» Directions: This exercise calls for an exact transcription. Set down every record below.

*** Opening of Source records ***

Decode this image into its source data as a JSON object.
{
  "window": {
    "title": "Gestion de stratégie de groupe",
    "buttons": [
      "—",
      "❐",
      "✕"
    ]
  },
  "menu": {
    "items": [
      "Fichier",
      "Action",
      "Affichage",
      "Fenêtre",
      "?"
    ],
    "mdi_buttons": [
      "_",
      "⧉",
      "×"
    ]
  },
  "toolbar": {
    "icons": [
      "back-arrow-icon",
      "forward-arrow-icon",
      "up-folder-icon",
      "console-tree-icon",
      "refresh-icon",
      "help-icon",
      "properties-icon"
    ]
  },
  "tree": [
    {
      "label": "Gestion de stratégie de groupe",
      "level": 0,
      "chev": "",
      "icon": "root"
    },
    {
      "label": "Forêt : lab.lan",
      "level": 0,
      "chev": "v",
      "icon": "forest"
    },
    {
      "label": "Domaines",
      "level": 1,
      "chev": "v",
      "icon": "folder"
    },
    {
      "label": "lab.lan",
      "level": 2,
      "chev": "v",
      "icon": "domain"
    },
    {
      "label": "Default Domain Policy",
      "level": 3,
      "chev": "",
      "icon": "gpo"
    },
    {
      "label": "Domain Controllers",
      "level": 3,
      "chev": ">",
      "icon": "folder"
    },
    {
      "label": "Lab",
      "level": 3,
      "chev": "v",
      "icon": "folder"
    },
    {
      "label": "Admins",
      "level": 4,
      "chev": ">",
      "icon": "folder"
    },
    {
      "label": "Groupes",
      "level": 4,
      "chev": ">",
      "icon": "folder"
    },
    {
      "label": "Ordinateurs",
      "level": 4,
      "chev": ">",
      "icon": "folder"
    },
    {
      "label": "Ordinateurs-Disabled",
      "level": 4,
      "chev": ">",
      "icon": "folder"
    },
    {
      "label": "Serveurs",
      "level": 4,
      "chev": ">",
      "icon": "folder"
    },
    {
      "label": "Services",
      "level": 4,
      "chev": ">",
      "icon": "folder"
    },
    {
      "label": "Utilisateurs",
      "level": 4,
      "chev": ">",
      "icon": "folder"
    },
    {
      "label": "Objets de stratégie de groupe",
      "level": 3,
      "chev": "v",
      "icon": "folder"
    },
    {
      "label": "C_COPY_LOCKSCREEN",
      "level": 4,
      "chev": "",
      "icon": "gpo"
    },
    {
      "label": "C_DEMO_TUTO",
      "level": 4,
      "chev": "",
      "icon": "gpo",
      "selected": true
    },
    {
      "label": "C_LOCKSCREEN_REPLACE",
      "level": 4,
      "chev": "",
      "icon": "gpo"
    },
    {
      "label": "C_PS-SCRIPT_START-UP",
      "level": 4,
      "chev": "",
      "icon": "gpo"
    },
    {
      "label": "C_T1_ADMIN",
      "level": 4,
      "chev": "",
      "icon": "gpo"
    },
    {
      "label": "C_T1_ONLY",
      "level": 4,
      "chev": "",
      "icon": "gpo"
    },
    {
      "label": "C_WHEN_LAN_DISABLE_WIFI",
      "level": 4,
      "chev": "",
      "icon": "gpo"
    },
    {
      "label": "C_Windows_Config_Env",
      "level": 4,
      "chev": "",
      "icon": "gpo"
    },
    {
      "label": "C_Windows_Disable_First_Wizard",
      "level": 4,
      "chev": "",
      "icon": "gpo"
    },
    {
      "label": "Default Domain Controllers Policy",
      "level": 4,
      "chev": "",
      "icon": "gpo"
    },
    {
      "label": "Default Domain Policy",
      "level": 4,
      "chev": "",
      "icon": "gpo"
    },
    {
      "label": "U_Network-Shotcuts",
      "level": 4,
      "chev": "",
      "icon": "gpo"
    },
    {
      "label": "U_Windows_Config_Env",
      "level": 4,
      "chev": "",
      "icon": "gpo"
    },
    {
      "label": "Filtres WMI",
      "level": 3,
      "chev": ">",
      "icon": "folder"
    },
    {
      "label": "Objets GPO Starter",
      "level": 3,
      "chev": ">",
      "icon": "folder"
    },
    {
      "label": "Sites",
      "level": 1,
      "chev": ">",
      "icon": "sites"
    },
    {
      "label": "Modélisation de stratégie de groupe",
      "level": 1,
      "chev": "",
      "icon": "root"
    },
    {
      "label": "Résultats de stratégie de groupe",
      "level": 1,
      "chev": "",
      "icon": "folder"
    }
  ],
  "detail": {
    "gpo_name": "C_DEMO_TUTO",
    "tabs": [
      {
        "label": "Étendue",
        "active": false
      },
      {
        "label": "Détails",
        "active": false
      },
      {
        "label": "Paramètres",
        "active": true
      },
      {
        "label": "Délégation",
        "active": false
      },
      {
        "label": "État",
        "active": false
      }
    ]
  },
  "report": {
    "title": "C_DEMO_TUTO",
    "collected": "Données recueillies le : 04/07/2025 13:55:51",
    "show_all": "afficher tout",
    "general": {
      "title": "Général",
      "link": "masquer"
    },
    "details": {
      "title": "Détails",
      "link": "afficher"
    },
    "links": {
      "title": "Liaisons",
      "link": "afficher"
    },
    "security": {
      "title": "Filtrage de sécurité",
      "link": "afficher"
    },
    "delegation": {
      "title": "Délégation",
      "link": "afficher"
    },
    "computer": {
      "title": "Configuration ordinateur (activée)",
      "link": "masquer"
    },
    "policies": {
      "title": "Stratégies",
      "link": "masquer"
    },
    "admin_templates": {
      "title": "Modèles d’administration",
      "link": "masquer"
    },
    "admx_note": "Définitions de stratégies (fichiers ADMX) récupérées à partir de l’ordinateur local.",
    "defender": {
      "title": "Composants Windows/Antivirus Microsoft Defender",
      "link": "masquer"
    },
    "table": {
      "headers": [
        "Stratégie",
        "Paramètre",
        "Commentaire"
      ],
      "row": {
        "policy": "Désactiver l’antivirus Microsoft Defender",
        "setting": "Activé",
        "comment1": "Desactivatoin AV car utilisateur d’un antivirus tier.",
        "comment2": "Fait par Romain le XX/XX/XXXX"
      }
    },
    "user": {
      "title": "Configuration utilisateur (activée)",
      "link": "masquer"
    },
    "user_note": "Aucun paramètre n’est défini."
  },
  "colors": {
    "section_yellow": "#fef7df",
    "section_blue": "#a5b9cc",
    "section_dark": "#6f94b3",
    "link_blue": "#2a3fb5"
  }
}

*** Close of Source records ***

» Response for this exercise:
Decode this image into its source data as a JSON object.
{
  "window": {
    "title": "Gestion de stratégie de groupe",
    "buttons": [
      "—",
      "❐",
      "✕"
    ]
  },
  "menu": {
    "items": [
      "Fichier",
      "Action",
      "Affichage",
      "Fenêtre",
      "?"
    ],
    "mdi_buttons": [
      "_",
      "⧉",
      "×"
    ]
  },
  "toolbar": {
    "icons": [
      "back-arrow-icon",
      "forward-arrow-icon",
      "up-folder-icon",
      "console-tree-icon",
      "refresh-icon",
      "help-icon",
      "properties-icon"
    ]
  },
  "tree": [
    {
      "label": "Gestion de stratégie de groupe",
      "level": 0,
      "chev": "",
      "icon": "root"
    },
    {
      "label": "Forêt : lab.lan",
      "level": 0,
      "chev": "v",
      "icon": "forest"
    },
    {
      "label": "Domaines",
      "level": 1,
      "chev": "v",
      "icon": "folder"
    },
    {
      "label": "lab.lan",
      "level": 2,
      "chev": "v",
      "icon": "domain"
    },
    {
      "label": "Default Domain Policy",
      "level": 3,
      "chev": "",
      "icon": "gpo"
    },
    {
      "label": "Domain Controllers",
      "level": 3,
      "chev": ">",
      "icon": "folder"
    },
    {
      "label": "Lab",
      "level": 3,
      "chev": "v",
      "icon": "folder"
    },
    {
      "label": "Admins",
      "level": 4,
      "chev": ">",
      "icon": "folder"
    },
    {
      "label": "Groupes",
      "level": 4,
      "chev": ">",
      "icon": "folder"
    },
    {
      "label": "Ordinateurs",
      "level": 4,
      "chev": ">",
      "icon": "folder"
    },
    {
      "label": "Ordinateurs-Disabled",
      "level": 4,
      "chev": ">",
      "icon": "folder"
    },
    {
      "label": "Serveurs",
      "level": 4,
      "chev": ">",
      "icon": "folder"
    },
    {
      "label": "Services",
      "level": 4,
      "chev": ">",
      "icon": "folder"
    },
    {
      "label": "Utilisateurs",
      "level": 4,
      "chev": ">",
      "icon": "folder"
    },
    {
      "label": "Objets de stratégie de groupe",
      "level": 3,
      "chev": "v",
      "icon": "folder"
    },
    {
      "label": "C_COPY_LOCKSCREEN",
      "level": 4,
      "chev": "",
      "icon": "gpo"
    },
    {
      "label": "C_DEMO_TUTO",
      "level": 4,
      "chev": "",
      "icon": "gpo",
      "selected": true
    },
    {
      "label": "C_LOCKSCREEN_REPLACE",
      "level": 4,
      "chev": "",
      "icon": "gpo"
    },
    {
      "label": "C_PS-SCRIPT_START-UP",
      "level": 4,
      "chev": "",
      "icon": "gpo"
    },
    {
      "label": "C_T1_ADMIN",
      "level": 4,
      "chev": "",
      "icon": "gpo"
    },
    {
      "label": "C_T1_ONLY",
      "level": 4,
      "chev": "",
      "icon": "gpo"
    },
    {
      "label": "C_WHEN_LAN_DISABLE_WIFI",
      "level": 4,
      "chev": "",
      "icon": "gpo"
    },
    {
      "label": "C_Windows_Config_Env",
      "level": 4,
      "chev": "",
      "icon": "gpo"
    },
    {
      "label": "C_Windows_Disable_First_Wizard",
      "level": 4,
      "chev": "",
      "icon": "gpo"
    },
    {
      "label": "Default Domain Controllers Policy",
      "level": 4,
      "chev": "",
      "icon": "gpo"
    },
    {
      "label": "Default Domain Policy",
      "level": 4,
      "chev": "",
      "icon": "gpo"
    },
    {
      "label": "U_Network-Shotcuts",
      "level": 4,
      "chev": "",
      "icon": "gpo"
    },
    {
      "label": "U_Windows_Config_Env",
      "level": 4,
      "chev": "",
      "icon": "gpo"
    },
    {
      "label": "Filtres WMI",
      "level": 3,
      "chev": ">",
      "icon": "folder"
    },
    {
      "label": "Objets GPO Starter",
      "level": 3,
      "chev": ">",
      "icon": "folder"
    },
    {
      "label": "Sites",
      "level": 1,
      "chev": ">",
      "icon": "sites"
    },
    {
      "label": "Modélisation de stratégie de groupe",
      "level": 1,
      "chev": "",
      "icon": "root"
    },
    {
      "label": "Résultats de stratégie de groupe",
      "level": 1,
      "chev": "",
      "icon": "folder"
    }
  ],
  "detail": {
    "gpo_name": "C_DEMO_TUTO",
    "tabs": [
      {
        "label": "Étendue",
        "active": false
      },
      {
        "label": "Détails",
        "active": false
      },
      {
        "label": "Paramètres",
        "active": true
      },
      {
        "label": "Délégation",
        "active": false
      },
      {
        "label": "État",
        "active": false
      }
    ]
  },
  "report": {
    "title": "C_DEMO_TUTO",
    "collected": "Données recueillies le : 04/07/2025 13:55:51",
    "show_all": "afficher tout",
    "general": {
      "title": "Général",
      "link": "masquer"
    },
    "details": {
      "title": "Détails",
      "link": "afficher"
    },
    "links": {
      "title": "Liaisons",
      "link": "afficher"
    },
    "security": {
      "title": "Filtrage de sécurité",
      "link": "afficher"
    },
    "delegation": {
      "title": "Délégation",
      "link": "afficher"
    },
    "computer": {
      "title": "Configuration ordinateur (activée)",
      "link": "masquer"
    },
    "policies": {
      "title": "Stratégies",
      "link": "masquer"
    },
    "admin_templates": {
      "title": "Modèles d’administration",
      "link": "masquer"
    },
    "admx_note": "Définitions de stratégies (fichiers ADMX) récupérées à partir de l’ordinateur local.",
    "defender": {
      "title": "Composants Windows/Antivirus Microsoft Defender",
      "link": "masquer"
    },
    "table": {
      "headers": [
        "Stratégie",
        "Paramètre",
        "Commentaire"
      ],
      "row": {
        "policy": "Désactiver l’antivirus Microsoft Defender",
        "setting": "Activé",
        "comment1": "Desactivatoin AV car utilisateur d’un antivirus tier.",
        "comment2": "Fait par Romain le XX/XX/XXXX"
      }
    },
    "user": {
      "title": "Configuration utilisateur (activée)",
      "link": "masquer"
    },
    "user_note": "Aucun paramètre n’est défini."
  },
  "colors": {
    "section_yellow": "#fef7df",
    "section_blue": "#a5b9cc",
    "section_dark": "#6f94b3",
    "link_blue": "#2a3fb5"
  }
}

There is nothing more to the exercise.